Task inputs:
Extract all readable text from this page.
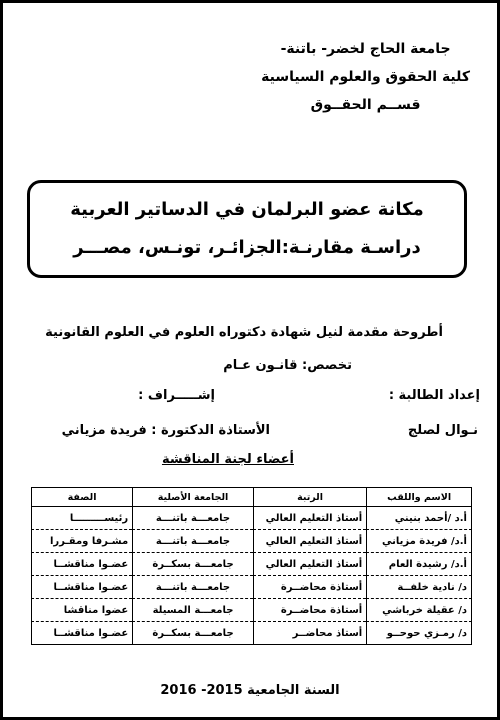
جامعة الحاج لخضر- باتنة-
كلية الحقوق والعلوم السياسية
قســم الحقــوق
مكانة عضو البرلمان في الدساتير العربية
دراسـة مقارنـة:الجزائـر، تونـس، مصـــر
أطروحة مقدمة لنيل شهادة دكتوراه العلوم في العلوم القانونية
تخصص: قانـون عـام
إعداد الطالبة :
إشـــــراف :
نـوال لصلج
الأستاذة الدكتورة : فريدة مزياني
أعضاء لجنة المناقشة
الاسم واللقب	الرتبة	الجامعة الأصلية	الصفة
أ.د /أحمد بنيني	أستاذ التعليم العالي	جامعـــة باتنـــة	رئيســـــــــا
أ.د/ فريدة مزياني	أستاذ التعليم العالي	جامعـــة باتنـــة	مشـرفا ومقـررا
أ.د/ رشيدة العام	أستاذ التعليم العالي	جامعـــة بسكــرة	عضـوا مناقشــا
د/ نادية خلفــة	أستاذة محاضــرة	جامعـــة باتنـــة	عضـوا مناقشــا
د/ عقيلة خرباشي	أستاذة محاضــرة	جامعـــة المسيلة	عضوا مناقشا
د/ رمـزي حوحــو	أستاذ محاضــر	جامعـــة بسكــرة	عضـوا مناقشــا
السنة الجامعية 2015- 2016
* * *
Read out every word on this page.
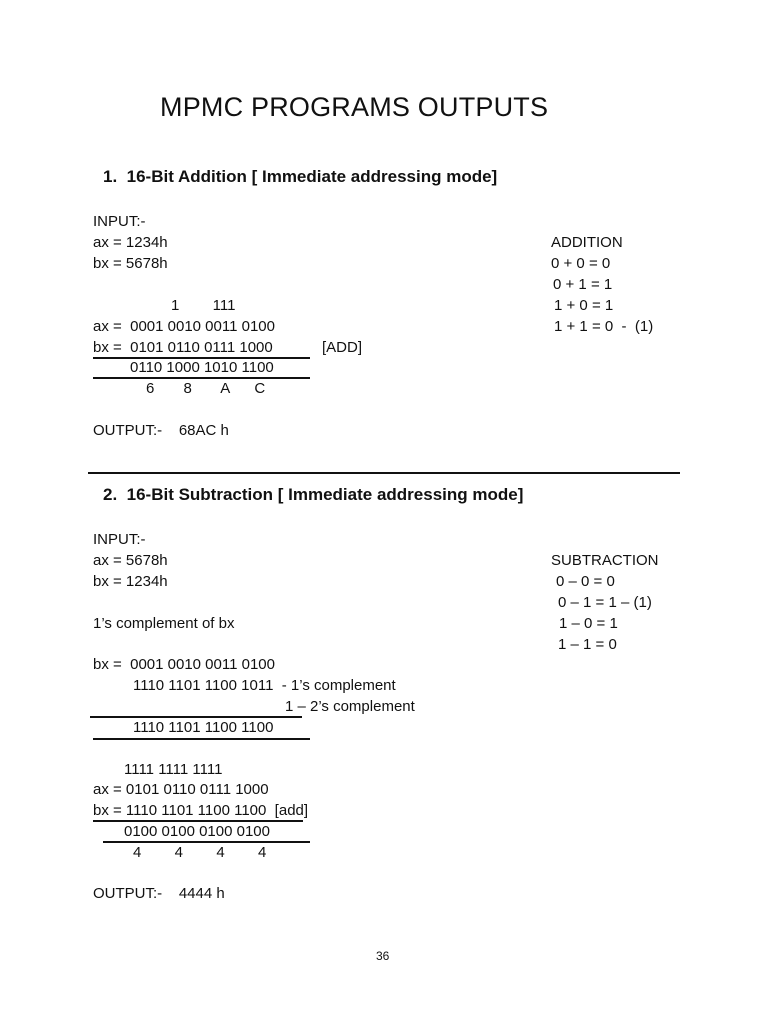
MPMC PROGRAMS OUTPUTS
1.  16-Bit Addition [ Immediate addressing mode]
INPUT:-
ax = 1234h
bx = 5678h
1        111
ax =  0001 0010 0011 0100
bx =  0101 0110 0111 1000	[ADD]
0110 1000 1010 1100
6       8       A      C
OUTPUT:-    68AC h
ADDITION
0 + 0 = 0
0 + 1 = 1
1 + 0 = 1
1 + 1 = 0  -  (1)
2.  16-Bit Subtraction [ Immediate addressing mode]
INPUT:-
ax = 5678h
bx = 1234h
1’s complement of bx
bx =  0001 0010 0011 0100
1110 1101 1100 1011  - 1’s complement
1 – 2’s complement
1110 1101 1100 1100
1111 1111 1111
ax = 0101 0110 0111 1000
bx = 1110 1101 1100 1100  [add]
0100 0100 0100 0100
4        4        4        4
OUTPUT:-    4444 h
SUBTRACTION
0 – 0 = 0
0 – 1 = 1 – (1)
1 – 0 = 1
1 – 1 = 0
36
...
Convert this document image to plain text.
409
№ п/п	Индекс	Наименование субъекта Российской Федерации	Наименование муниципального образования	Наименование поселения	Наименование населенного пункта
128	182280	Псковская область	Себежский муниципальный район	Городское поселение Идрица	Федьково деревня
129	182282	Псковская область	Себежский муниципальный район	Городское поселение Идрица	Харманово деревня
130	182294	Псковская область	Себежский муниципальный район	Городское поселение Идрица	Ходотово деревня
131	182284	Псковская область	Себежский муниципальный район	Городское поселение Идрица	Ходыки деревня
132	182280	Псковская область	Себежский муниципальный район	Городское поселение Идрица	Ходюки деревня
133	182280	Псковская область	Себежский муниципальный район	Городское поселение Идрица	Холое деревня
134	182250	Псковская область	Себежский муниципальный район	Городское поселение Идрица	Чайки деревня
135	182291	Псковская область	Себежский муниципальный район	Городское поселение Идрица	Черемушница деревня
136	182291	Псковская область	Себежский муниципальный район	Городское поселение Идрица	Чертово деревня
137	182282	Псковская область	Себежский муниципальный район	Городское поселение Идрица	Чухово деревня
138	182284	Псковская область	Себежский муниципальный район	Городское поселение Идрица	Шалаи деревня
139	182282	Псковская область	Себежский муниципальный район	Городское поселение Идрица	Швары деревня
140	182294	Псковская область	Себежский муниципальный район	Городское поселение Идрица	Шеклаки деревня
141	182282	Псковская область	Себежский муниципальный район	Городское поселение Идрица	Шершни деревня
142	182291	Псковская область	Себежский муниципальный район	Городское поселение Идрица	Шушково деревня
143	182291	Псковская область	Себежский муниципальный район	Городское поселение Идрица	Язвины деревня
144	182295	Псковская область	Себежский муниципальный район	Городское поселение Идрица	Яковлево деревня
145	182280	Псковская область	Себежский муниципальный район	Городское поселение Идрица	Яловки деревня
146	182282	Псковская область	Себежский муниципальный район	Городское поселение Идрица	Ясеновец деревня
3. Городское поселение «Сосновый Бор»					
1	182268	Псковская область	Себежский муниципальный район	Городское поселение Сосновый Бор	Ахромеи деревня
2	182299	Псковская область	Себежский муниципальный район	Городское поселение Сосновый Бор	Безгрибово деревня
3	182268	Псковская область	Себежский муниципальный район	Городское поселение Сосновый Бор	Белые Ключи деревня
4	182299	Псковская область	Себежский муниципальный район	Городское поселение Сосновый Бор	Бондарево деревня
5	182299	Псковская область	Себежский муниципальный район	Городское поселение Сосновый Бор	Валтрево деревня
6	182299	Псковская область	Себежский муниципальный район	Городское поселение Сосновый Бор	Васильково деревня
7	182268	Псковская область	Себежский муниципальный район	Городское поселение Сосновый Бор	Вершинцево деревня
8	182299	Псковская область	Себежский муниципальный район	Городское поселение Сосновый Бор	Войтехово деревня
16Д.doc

Exercise:
Check every line of the entries above for the word "عضـوا" and report how many lines contain it, giving the number only.

Solution:
3